To produce a voxel representation the 3D space is split by equal intervals along the main orthogonal coordinate axes to obtain nx x ny x nz voxels (small cubes):

@image html voxels_wp_image003.png "A cube of 3 X 3 X 3  = 9 voxels." @image latex voxels_wp_image003.png "A cube of 3 X 3 X 3  = 9 voxels."

The data are attached to each voxel and remain the same within the voxel. It means that we obtain the 3D space with discrete data distribution.

The number of voxels used in a calculation can vary. An average model contains several tens of millions of voxels. Such a great amount of data requires special algorithms of computation, data containers keeping data in memory and visualization tools.

Open CASCADE Technology provides several basic data containers for voxels with fast access to the data and optimal allocation of data in memory.

Also, a special visualization toolkit allows visualizing voxels as colored or black/white points and cubes, displaying only the voxels visible from the user's point of view.

@image html voxels_wp_image004.png "A shape and its voxel representation" @image html voxels_wp_image005.png "A shape and its voxel representation"

@image latex voxels_wp_image004.png "A shape and its voxel representation" @image latex voxels_wp_image005.png "A shape and its voxel representation"

In these images a boundary representation is displayed to the left. In the center and to the right there are 3D discrete representations (or 3D discrete topology). Any solid shape can be translated into a voxel representation.

@section occt_voxels_wp_2 Data structure

The data structure to store the voxels data is a special class which gives fast access to the data of each voxel and allocates the data in an optimal way in the memory of a computer.

Fast access to the data is provided by means of bit-wise operators on the indices of internal arrays.

The optimal data allocation is reached through division of the whole data set into data subsets and keeping only non-zero pieces of data in memory.

A voxel can contain different data types,  but presently Open CASCADE Technology implements only several basic ones:

  • 1 bit or Boolean data type a voxel contains a flag: 0 or 1 (false or true).

> **RECORD EXCERPTS**:

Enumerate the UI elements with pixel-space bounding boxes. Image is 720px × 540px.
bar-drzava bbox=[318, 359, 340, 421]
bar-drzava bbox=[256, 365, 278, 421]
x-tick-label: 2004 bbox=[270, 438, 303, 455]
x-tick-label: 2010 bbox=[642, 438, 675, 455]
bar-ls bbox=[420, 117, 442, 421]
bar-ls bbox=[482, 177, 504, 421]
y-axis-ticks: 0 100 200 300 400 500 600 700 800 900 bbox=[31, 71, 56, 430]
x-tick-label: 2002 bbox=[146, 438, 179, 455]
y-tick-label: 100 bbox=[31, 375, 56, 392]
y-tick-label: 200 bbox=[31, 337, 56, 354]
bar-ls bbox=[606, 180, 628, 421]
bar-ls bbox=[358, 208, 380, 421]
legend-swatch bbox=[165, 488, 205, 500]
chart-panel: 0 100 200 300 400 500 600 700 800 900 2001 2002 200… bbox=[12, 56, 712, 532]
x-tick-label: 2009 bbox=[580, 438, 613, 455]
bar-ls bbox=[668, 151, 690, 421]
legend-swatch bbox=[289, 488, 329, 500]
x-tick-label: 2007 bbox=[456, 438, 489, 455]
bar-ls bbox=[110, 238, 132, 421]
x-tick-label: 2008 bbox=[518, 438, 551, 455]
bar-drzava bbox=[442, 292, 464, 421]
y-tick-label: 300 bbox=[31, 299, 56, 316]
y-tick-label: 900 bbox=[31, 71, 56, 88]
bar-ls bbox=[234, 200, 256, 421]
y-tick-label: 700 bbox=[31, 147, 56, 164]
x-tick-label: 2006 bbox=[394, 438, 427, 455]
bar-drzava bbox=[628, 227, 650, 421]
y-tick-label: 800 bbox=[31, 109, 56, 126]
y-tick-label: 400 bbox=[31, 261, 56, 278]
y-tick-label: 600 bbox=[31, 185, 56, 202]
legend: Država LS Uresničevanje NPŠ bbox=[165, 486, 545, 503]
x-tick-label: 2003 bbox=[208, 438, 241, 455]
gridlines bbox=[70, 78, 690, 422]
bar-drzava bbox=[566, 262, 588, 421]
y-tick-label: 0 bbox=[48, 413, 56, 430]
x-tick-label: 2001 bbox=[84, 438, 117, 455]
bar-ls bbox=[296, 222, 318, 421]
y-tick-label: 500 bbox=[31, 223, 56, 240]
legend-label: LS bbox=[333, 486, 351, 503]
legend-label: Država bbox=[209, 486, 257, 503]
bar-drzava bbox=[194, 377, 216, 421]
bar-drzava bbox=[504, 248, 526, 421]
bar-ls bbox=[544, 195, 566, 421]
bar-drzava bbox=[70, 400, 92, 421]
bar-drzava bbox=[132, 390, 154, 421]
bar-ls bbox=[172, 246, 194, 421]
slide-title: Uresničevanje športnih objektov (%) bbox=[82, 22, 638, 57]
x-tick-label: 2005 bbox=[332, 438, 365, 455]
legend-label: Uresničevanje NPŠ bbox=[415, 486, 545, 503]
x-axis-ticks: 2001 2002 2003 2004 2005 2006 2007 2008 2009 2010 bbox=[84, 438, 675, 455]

> **REQUESTS**:
a) Please rewrite the voxel excerpt from "In these images" up to and including "(false or true).", substituting "internal tables" for "internal arrays".
b) Translate this sentence from the voxel excerpt into Spanish: "Any solid shape can be translated into a voxel representation."

> **WORKED SOLUTIONS**:
a)
In these images a boundary representation is displayed to the left. In the center and to the right there are 3D discrete representations (or 3D discrete topology). Any solid shape can be translated into a voxel representation.

@section occt_voxels_wp_2 Data structure

The data structure to store the voxels data is a special class which gives fast access to the data of each voxel and allocates the data in an optimal way in the memory of a computer.

Fast access to the data is provided by means of bit-wise operators on the indices of internal tables.

The optimal data allocation is reached through division of the whole data set into data subsets and keeping only non-zero pieces of data in memory.

A voxel can contain different data types,  but presently Open CASCADE Technology implements only several basic ones:

  • 1 bit or Boolean data type a voxel contains a flag: 0 or 1 (false or true).

b) Cualquier forma sólida puede traducirse a una representación en vóxeles.